EXTRACTED MATERIAL:
:::::
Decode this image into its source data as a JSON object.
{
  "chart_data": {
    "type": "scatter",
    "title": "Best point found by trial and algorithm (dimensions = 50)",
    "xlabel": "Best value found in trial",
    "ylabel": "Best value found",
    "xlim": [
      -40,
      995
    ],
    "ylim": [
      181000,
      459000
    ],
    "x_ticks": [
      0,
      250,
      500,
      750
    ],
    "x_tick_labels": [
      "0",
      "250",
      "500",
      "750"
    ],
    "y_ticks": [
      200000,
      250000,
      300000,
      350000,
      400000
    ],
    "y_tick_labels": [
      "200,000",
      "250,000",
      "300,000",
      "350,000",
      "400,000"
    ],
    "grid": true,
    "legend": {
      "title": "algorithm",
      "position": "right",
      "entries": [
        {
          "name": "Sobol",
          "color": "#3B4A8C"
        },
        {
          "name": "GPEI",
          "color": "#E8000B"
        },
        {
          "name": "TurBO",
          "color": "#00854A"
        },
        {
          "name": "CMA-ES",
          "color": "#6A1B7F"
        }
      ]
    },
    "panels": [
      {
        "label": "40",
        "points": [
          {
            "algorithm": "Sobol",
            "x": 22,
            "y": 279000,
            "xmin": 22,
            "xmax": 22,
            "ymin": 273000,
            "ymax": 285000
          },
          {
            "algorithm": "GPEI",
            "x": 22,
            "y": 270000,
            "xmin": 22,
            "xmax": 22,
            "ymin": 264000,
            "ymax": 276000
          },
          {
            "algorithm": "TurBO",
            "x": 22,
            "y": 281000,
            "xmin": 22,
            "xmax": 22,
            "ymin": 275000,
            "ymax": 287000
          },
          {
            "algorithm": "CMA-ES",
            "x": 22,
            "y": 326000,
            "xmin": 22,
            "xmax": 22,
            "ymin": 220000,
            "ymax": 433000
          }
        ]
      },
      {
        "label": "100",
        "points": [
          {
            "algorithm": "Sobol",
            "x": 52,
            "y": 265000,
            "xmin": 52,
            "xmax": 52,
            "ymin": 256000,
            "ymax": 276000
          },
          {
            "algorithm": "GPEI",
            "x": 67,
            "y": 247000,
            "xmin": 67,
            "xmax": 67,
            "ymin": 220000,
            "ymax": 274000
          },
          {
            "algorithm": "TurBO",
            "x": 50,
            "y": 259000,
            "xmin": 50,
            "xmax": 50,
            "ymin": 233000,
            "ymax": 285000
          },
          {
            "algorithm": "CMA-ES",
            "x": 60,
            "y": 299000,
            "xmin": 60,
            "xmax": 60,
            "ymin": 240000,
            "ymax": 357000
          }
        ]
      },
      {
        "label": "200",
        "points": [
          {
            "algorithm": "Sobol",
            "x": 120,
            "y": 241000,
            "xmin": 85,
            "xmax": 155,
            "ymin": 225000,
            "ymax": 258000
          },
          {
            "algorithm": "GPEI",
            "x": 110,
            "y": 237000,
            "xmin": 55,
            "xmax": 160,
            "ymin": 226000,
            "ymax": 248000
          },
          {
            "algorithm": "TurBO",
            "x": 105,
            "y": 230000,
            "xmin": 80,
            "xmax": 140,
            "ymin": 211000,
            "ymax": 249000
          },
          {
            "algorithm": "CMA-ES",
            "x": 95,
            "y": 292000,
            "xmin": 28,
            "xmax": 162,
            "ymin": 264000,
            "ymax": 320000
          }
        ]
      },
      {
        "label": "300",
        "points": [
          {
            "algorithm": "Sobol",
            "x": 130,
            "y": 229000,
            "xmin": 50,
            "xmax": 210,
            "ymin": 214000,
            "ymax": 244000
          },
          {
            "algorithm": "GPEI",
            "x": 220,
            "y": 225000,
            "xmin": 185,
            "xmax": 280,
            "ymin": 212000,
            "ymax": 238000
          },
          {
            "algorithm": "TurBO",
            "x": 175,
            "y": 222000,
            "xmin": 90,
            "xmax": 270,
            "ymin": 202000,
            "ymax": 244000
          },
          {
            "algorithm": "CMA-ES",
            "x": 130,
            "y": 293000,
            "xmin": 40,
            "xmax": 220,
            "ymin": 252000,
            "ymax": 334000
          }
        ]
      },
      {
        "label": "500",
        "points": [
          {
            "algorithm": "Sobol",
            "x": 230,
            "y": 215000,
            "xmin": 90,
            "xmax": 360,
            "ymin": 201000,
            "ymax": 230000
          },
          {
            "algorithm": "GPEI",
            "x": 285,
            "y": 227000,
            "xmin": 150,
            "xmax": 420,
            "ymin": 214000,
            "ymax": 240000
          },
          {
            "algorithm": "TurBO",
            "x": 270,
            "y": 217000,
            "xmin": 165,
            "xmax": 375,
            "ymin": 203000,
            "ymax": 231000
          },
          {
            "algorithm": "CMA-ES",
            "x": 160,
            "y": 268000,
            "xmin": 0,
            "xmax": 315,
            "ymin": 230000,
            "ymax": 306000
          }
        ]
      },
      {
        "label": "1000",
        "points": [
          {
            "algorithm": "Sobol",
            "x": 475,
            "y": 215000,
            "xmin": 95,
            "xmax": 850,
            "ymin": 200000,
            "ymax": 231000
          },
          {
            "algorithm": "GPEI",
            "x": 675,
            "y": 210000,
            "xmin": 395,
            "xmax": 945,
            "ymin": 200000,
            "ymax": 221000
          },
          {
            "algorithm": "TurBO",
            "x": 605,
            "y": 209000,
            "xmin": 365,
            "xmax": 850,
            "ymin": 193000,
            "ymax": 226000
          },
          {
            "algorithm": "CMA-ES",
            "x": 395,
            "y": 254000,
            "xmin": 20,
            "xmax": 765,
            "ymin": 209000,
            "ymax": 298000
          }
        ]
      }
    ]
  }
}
:::::
Make a copy of each line that contains the string "color".

ANSWER TO THE EXERCISE:
          "color": "#3B4A8C"
          "color": "#E8000B"
          "color": "#00854A"
          "color": "#6A1B7F"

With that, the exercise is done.